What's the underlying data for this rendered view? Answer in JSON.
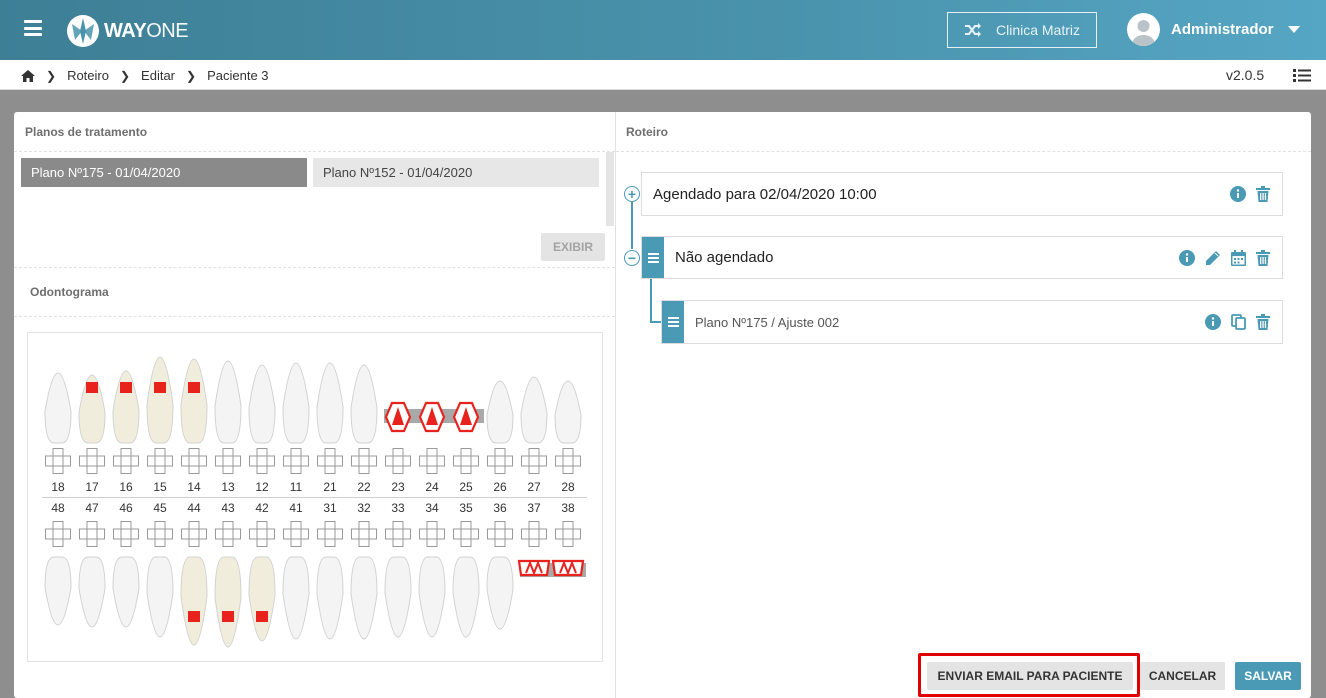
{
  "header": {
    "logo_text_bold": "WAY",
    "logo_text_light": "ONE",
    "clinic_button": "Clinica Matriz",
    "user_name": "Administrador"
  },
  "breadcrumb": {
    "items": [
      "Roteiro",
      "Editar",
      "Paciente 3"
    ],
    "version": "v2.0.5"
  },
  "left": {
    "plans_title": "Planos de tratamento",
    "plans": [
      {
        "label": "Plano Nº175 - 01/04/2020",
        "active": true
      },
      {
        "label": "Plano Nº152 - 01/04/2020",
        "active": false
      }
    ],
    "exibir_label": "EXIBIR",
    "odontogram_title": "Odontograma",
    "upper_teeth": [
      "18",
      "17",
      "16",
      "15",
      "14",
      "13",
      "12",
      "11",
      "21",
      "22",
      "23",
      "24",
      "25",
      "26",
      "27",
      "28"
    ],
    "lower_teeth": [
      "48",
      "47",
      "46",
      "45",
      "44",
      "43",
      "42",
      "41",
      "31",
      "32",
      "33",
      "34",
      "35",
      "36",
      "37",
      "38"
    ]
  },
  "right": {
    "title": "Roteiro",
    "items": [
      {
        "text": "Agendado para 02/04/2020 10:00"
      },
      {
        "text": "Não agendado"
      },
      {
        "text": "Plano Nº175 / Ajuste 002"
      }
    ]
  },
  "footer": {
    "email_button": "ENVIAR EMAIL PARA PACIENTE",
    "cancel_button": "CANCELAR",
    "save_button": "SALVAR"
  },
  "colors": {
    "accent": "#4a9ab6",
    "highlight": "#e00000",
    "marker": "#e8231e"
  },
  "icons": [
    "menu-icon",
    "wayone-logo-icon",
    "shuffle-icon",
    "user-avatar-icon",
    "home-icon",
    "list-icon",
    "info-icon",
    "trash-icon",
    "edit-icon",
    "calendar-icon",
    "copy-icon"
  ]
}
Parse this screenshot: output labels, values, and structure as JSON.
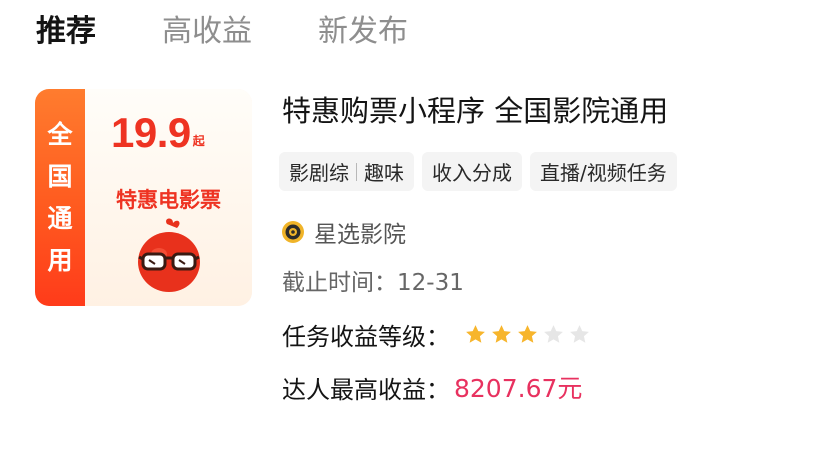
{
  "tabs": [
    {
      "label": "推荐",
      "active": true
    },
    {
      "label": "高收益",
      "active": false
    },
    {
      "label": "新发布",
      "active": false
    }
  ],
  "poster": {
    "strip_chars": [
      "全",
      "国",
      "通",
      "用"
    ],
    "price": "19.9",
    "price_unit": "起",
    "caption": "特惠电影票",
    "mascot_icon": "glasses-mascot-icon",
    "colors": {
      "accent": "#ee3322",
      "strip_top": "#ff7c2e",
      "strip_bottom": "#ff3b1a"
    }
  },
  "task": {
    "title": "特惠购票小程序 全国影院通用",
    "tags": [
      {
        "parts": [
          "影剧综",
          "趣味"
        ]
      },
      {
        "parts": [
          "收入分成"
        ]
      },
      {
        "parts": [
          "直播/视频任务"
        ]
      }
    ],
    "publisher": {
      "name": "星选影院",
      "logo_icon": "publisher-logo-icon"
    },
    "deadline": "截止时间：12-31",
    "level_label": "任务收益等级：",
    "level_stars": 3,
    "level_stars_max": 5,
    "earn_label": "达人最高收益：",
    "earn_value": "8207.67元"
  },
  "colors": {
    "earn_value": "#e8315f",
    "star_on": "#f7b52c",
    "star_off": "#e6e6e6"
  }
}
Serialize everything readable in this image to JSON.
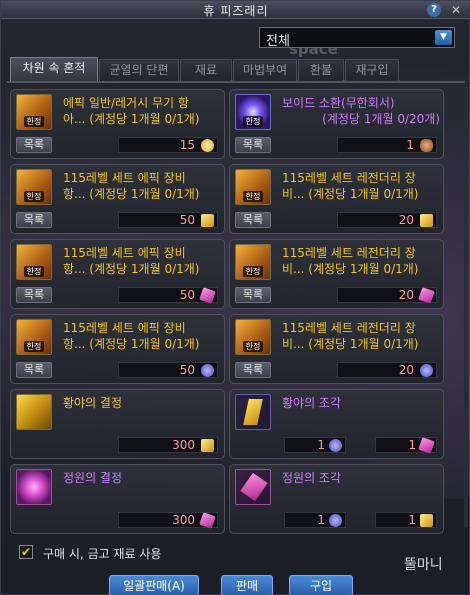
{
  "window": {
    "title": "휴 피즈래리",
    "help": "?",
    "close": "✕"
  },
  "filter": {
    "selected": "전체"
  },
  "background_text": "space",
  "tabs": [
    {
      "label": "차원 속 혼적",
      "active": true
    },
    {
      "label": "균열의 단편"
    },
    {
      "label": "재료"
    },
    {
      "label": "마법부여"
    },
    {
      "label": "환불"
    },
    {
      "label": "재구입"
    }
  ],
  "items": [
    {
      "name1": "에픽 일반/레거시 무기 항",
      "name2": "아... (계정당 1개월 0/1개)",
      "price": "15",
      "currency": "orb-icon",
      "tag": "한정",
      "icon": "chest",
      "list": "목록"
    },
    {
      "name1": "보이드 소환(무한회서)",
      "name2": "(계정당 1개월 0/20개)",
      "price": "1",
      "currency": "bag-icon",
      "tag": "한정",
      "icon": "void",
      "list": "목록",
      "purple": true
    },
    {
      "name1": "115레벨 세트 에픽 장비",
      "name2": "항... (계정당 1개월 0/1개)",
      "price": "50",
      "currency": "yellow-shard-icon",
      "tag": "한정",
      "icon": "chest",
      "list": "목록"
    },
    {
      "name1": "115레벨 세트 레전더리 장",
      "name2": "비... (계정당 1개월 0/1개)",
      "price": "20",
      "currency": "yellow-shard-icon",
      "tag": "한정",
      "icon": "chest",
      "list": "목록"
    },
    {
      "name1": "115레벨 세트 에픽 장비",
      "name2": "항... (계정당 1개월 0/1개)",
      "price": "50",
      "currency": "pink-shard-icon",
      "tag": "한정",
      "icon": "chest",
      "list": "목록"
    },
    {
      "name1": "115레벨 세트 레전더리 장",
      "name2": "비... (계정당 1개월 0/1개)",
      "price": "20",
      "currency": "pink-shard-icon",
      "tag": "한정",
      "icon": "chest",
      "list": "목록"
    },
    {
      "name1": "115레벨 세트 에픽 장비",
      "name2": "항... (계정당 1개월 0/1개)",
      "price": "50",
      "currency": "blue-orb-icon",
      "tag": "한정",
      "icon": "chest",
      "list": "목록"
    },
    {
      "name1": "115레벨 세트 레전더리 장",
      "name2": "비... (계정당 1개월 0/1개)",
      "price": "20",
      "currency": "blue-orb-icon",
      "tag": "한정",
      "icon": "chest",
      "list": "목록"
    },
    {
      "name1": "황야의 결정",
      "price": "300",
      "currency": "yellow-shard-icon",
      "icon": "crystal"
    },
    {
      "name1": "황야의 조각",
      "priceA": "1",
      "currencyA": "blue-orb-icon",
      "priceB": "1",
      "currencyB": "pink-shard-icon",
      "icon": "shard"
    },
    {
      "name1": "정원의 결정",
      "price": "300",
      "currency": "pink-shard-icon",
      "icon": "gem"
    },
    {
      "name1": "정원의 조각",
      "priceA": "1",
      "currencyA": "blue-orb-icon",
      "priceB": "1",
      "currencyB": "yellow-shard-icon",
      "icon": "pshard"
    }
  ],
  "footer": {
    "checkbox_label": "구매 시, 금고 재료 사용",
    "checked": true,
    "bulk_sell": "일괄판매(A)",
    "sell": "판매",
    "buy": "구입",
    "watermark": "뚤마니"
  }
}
+ + + + +
● **TO BE DONE**
Leave out the pictures and reproduce the rest of the listing exactly.

● **EXERCISE RESULT**
What's the underlying data for this rendered view? Answer in JSON.
{
  "header": {
    "logo_text_bold": "WAY",
    "logo_text_light": "ONE",
    "clinic_button": "Clinica Matriz",
    "user_name": "Administrador"
  },
  "breadcrumb": {
    "items": [
      "Roteiro",
      "Editar",
      "Paciente 3"
    ],
    "version": "v2.0.5"
  },
  "left": {
    "plans_title": "Planos de tratamento",
    "plans": [
      {
        "label": "Plano Nº175 - 01/04/2020",
        "active": true
      },
      {
        "label": "Plano Nº152 - 01/04/2020",
        "active": false
      }
    ],
    "exibir_label": "EXIBIR",
    "odontogram_title": "Odontograma",
    "upper_teeth": [
      "18",
      "17",
      "16",
      "15",
      "14",
      "13",
      "12",
      "11",
      "21",
      "22",
      "23",
      "24",
      "25",
      "26",
      "27",
      "28"
    ],
    "lower_teeth": [
      "48",
      "47",
      "46",
      "45",
      "44",
      "43",
      "42",
      "41",
      "31",
      "32",
      "33",
      "34",
      "35",
      "36",
      "37",
      "38"
    ]
  },
  "right": {
    "title": "Roteiro",
    "items": [
      {
        "text": "Agendado para 02/04/2020 10:00"
      },
      {
        "text": "Não agendado"
      },
      {
        "text": "Plano Nº175 / Ajuste 002"
      }
    ]
  },
  "footer": {
    "email_button": "ENVIAR EMAIL PARA PACIENTE",
    "cancel_button": "CANCELAR",
    "save_button": "SALVAR"
  },
  "colors": {
    "accent": "#4a9ab6",
    "highlight": "#e00000",
    "marker": "#e8231e"
  },
  "icons": [
    "menu-icon",
    "wayone-logo-icon",
    "shuffle-icon",
    "user-avatar-icon",
    "home-icon",
    "list-icon",
    "info-icon",
    "trash-icon",
    "edit-icon",
    "calendar-icon",
    "copy-icon"
  ]
}
Parse this screenshot: output labels, values, and structure as JSON.
{
  "tabs": [
    {
      "label": "推荐",
      "active": true
    },
    {
      "label": "高收益",
      "active": false
    },
    {
      "label": "新发布",
      "active": false
    }
  ],
  "poster": {
    "strip_chars": [
      "全",
      "国",
      "通",
      "用"
    ],
    "price": "19.9",
    "price_unit": "起",
    "caption": "特惠电影票",
    "mascot_icon": "glasses-mascot-icon",
    "colors": {
      "accent": "#ee3322",
      "strip_top": "#ff7c2e",
      "strip_bottom": "#ff3b1a"
    }
  },
  "task": {
    "title": "特惠购票小程序 全国影院通用",
    "tags": [
      {
        "parts": [
          "影剧综",
          "趣味"
        ]
      },
      {
        "parts": [
          "收入分成"
        ]
      },
      {
        "parts": [
          "直播/视频任务"
        ]
      }
    ],
    "publisher": {
      "name": "星选影院",
      "logo_icon": "publisher-logo-icon"
    },
    "deadline": "截止时间：12-31",
    "level_label": "任务收益等级：",
    "level_stars": 3,
    "level_stars_max": 5,
    "earn_label": "达人最高收益：",
    "earn_value": "8207.67元"
  },
  "colors": {
    "earn_value": "#e8315f",
    "star_on": "#f7b52c",
    "star_off": "#e6e6e6"
  }
}
Serialize everything readable in this image to JSON.
{
  "window": {
    "title": "휴 피즈래리",
    "help": "?",
    "close": "✕"
  },
  "filter": {
    "selected": "전체"
  },
  "background_text": "space",
  "tabs": [
    {
      "label": "차원 속 혼적",
      "active": true
    },
    {
      "label": "균열의 단편"
    },
    {
      "label": "재료"
    },
    {
      "label": "마법부여"
    },
    {
      "label": "환불"
    },
    {
      "label": "재구입"
    }
  ],
  "items": [
    {
      "name1": "에픽 일반/레거시 무기 항",
      "name2": "아... (계정당 1개월 0/1개)",
      "price": "15",
      "currency": "orb-icon",
      "tag": "한정",
      "icon": "chest",
      "list": "목록"
    },
    {
      "name1": "보이드 소환(무한회서)",
      "name2": "(계정당 1개월 0/20개)",
      "price": "1",
      "currency": "bag-icon",
      "tag": "한정",
      "icon": "void",
      "list": "목록",
      "purple": true
    },
    {
      "name1": "115레벨 세트 에픽 장비",
      "name2": "항... (계정당 1개월 0/1개)",
      "price": "50",
      "currency": "yellow-shard-icon",
      "tag": "한정",
      "icon": "chest",
      "list": "목록"
    },
    {
      "name1": "115레벨 세트 레전더리 장",
      "name2": "비... (계정당 1개월 0/1개)",
      "price": "20",
      "currency": "yellow-shard-icon",
      "tag": "한정",
      "icon": "chest",
      "list": "목록"
    },
    {
      "name1": "115레벨 세트 에픽 장비",
      "name2": "항... (계정당 1개월 0/1개)",
      "price": "50",
      "currency": "pink-shard-icon",
      "tag": "한정",
      "icon": "chest",
      "list": "목록"
    },
    {
      "name1": "115레벨 세트 레전더리 장",
      "name2": "비... (계정당 1개월 0/1개)",
      "price": "20",
      "currency": "pink-shard-icon",
      "tag": "한정",
      "icon": "chest",
      "list": "목록"
    },
    {
      "name1": "115레벨 세트 에픽 장비",
      "name2": "항... (계정당 1개월 0/1개)",
      "price": "50",
      "currency": "blue-orb-icon",
      "tag": "한정",
      "icon": "chest",
      "list": "목록"
    },
    {
      "name1": "115레벨 세트 레전더리 장",
      "name2": "비... (계정당 1개월 0/1개)",
      "price": "20",
      "currency": "blue-orb-icon",
      "tag": "한정",
      "icon": "chest",
      "list": "목록"
    },
    {
      "name1": "황야의 결정",
      "price": "300",
      "currency": "yellow-shard-icon",
      "icon": "crystal"
    },
    {
      "name1": "황야의 조각",
      "priceA": "1",
      "currencyA": "blue-orb-icon",
      "priceB": "1",
      "currencyB": "pink-shard-icon",
      "icon": "shard"
    },
    {
      "name1": "정원의 결정",
      "price": "300",
      "currency": "pink-shard-icon",
      "icon": "gem"
    },
    {
      "name1": "정원의 조각",
      "priceA": "1",
      "currencyA": "blue-orb-icon",
      "priceB": "1",
      "currencyB": "yellow-shard-icon",
      "icon": "pshard"
    }
  ],
  "footer": {
    "checkbox_label": "구매 시, 금고 재료 사용",
    "checked": true,
    "bulk_sell": "일괄판매(A)",
    "sell": "판매",
    "buy": "구입",
    "watermark": "뚤마니"
  }
}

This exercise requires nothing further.